◆ Problem to solve
List the lines of this listing that hold the word "Iosef".

|---|

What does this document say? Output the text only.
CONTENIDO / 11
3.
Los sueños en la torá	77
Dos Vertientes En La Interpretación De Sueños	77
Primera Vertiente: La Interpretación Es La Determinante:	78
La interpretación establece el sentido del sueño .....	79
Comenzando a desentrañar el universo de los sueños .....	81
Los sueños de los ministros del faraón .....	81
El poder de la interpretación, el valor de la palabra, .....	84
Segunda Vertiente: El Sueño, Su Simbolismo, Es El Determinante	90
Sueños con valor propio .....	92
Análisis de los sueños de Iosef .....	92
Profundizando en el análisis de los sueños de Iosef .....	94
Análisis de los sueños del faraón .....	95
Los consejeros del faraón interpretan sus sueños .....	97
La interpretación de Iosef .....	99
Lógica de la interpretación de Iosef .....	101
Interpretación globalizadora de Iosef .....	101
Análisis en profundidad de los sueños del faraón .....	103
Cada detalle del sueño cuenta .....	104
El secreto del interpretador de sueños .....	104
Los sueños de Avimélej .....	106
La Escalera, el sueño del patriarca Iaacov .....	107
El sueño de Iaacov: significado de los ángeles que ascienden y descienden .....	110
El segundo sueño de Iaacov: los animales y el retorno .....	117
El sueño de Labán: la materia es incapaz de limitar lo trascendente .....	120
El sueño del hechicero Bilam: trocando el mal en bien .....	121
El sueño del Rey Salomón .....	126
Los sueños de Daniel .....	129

|---|

◆ Answer below
Análisis de los sueños de Iosef .....	92
Profundizando en el análisis de los sueños de Iosef .....	94
La interpretación de Iosef .....	99
Lógica de la interpretación de Iosef .....	101
Interpretación globalizadora de Iosef .....	101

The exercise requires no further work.